Labeled box records:
————————
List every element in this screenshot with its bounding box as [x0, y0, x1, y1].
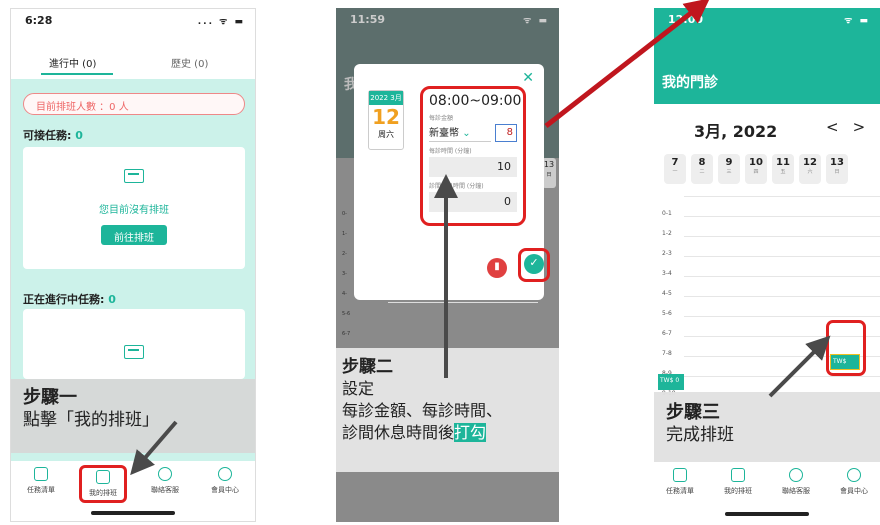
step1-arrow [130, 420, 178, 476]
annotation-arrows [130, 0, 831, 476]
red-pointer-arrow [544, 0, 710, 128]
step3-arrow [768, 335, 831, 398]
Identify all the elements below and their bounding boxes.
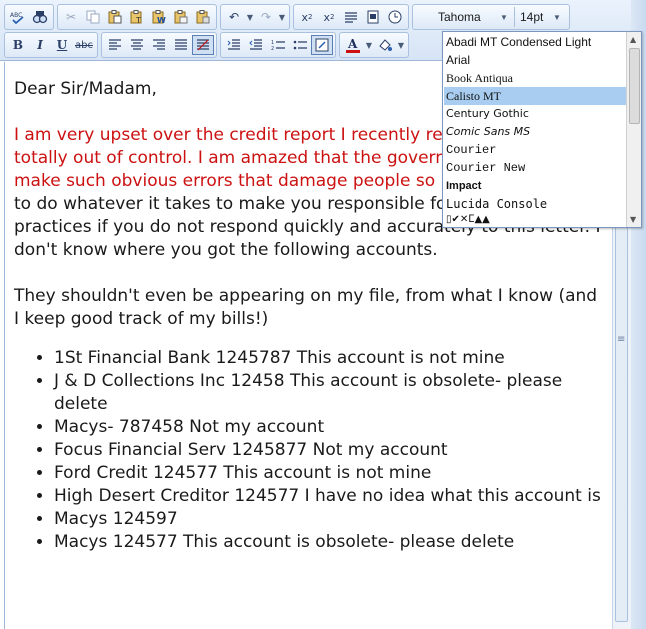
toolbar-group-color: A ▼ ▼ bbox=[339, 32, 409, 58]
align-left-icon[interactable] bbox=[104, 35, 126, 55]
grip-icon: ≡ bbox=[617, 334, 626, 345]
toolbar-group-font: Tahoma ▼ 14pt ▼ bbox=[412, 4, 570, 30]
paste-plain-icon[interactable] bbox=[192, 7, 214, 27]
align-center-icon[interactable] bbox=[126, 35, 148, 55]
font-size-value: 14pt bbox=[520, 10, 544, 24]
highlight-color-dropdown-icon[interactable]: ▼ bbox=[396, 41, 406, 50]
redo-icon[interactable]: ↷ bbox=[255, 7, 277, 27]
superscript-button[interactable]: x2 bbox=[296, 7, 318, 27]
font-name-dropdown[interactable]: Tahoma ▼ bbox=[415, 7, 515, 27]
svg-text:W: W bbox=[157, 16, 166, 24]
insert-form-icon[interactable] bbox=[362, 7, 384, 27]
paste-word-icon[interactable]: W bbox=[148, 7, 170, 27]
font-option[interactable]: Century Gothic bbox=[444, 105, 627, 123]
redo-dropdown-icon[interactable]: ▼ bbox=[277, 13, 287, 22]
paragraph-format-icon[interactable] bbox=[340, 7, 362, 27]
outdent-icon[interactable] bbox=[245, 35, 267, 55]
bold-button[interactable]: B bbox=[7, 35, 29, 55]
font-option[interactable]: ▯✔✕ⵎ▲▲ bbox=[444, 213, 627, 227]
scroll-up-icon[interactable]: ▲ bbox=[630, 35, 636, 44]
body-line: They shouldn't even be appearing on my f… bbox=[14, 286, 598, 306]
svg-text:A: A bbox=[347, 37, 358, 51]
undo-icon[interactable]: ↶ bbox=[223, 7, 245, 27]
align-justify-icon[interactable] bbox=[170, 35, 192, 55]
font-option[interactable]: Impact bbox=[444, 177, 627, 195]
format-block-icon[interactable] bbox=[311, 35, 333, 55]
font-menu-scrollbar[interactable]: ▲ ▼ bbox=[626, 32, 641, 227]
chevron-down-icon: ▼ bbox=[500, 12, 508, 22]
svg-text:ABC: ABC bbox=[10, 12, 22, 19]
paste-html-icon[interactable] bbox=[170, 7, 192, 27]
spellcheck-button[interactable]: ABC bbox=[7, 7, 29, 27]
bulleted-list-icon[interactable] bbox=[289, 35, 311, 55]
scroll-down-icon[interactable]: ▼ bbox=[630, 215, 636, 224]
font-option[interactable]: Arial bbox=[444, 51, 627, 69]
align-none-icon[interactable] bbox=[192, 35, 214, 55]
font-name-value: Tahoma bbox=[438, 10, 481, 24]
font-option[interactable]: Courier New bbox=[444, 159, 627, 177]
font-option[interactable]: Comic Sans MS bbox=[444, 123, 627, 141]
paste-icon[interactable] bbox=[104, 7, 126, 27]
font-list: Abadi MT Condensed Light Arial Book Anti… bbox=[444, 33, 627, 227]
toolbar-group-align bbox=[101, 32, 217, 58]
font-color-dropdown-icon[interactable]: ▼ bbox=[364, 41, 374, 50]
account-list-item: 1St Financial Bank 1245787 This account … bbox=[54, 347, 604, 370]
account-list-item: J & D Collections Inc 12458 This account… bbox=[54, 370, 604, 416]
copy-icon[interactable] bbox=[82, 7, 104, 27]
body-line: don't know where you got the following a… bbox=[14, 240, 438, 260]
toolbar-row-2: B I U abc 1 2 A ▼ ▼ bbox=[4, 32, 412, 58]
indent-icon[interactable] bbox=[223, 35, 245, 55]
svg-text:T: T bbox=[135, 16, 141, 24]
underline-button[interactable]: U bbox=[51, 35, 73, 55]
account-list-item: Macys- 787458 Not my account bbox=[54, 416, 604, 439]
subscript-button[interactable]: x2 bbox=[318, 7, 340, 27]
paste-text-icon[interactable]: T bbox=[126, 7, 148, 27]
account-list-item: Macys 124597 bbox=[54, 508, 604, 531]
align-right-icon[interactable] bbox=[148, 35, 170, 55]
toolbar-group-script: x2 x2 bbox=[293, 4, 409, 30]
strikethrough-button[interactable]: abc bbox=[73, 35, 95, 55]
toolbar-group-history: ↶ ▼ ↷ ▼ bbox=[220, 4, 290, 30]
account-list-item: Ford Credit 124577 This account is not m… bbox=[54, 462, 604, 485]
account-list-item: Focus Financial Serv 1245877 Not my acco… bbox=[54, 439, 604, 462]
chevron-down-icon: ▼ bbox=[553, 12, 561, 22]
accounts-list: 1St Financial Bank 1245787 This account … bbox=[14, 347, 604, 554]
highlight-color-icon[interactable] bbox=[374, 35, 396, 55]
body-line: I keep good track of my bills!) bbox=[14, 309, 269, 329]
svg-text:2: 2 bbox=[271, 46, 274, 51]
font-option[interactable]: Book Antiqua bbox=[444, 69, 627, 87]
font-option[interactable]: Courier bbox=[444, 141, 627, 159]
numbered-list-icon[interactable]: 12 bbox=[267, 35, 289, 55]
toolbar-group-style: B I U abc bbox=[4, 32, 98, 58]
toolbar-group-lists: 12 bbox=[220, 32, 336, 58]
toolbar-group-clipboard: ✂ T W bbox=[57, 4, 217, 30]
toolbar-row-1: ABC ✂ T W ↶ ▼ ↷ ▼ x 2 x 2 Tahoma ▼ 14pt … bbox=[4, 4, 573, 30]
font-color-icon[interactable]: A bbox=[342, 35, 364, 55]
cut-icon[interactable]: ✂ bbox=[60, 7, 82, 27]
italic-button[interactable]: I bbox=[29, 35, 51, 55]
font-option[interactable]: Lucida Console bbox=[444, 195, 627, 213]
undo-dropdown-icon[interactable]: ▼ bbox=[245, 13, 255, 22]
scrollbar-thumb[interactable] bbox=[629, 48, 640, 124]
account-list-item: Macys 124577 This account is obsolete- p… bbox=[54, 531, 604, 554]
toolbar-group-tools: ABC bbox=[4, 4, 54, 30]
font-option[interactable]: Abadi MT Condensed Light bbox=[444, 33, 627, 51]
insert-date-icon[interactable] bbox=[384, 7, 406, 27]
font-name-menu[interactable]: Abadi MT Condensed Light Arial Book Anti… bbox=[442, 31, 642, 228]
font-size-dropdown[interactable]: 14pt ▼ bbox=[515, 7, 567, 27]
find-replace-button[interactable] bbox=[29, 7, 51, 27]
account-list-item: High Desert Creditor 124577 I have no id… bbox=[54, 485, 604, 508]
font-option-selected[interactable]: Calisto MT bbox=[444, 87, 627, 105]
————————
[WORK REQUIRED] Reproduce these lines exactly, beginning with the line that contains "toolbar-group-color: A ▼" and continuing through the line that contains "font-name-value: Tahoma bbox=[438, 10, 481, 24]", both included.

[ANSWER TO THE PROBLEM]
toolbar-group-color: A ▼ ▼ bbox=[339, 32, 409, 58]
align-left-icon[interactable] bbox=[104, 35, 126, 55]
grip-icon: ≡ bbox=[617, 334, 626, 345]
toolbar-group-font: Tahoma ▼ 14pt ▼ bbox=[412, 4, 570, 30]
paste-plain-icon[interactable] bbox=[192, 7, 214, 27]
align-center-icon[interactable] bbox=[126, 35, 148, 55]
font-size-value: 14pt bbox=[520, 10, 544, 24]
highlight-color-dropdown-icon[interactable]: ▼ bbox=[396, 41, 406, 50]
redo-icon[interactable]: ↷ bbox=[255, 7, 277, 27]
superscript-button[interactable]: x2 bbox=[296, 7, 318, 27]
font-name-dropdown[interactable]: Tahoma ▼ bbox=[415, 7, 515, 27]
svg-text:W: W bbox=[157, 16, 166, 24]
insert-form-icon[interactable] bbox=[362, 7, 384, 27]
paste-word-icon[interactable]: W bbox=[148, 7, 170, 27]
font-option[interactable]: Century Gothic bbox=[444, 105, 627, 123]
redo-dropdown-icon[interactable]: ▼ bbox=[277, 13, 287, 22]
paragraph-format-icon[interactable] bbox=[340, 7, 362, 27]
outdent-icon[interactable] bbox=[245, 35, 267, 55]
bold-button[interactable]: B bbox=[7, 35, 29, 55]
font-option[interactable]: ▯✔✕ⵎ▲▲ bbox=[444, 213, 627, 227]
scroll-up-icon[interactable]: ▲ bbox=[630, 35, 636, 44]
body-line: They shouldn't even be appearing on my f… bbox=[14, 286, 598, 306]
svg-text:A: A bbox=[347, 37, 358, 51]
undo-icon[interactable]: ↶ bbox=[223, 7, 245, 27]
align-justify-icon[interactable] bbox=[170, 35, 192, 55]
font-option[interactable]: Impact bbox=[444, 177, 627, 195]
format-block-icon[interactable] bbox=[311, 35, 333, 55]
font-menu-scrollbar[interactable]: ▲ ▼ bbox=[626, 32, 641, 227]
chevron-down-icon: ▼ bbox=[500, 12, 508, 22]
svg-text:ABC: ABC bbox=[10, 12, 22, 19]
paste-html-icon[interactable] bbox=[170, 7, 192, 27]
spellcheck-button[interactable]: ABC bbox=[7, 7, 29, 27]
bulleted-list-icon[interactable] bbox=[289, 35, 311, 55]
scroll-down-icon[interactable]: ▼ bbox=[630, 215, 636, 224]
font-option[interactable]: Arial bbox=[444, 51, 627, 69]
align-none-icon[interactable] bbox=[192, 35, 214, 55]
font-name-value: Tahoma bbox=[438, 10, 481, 24]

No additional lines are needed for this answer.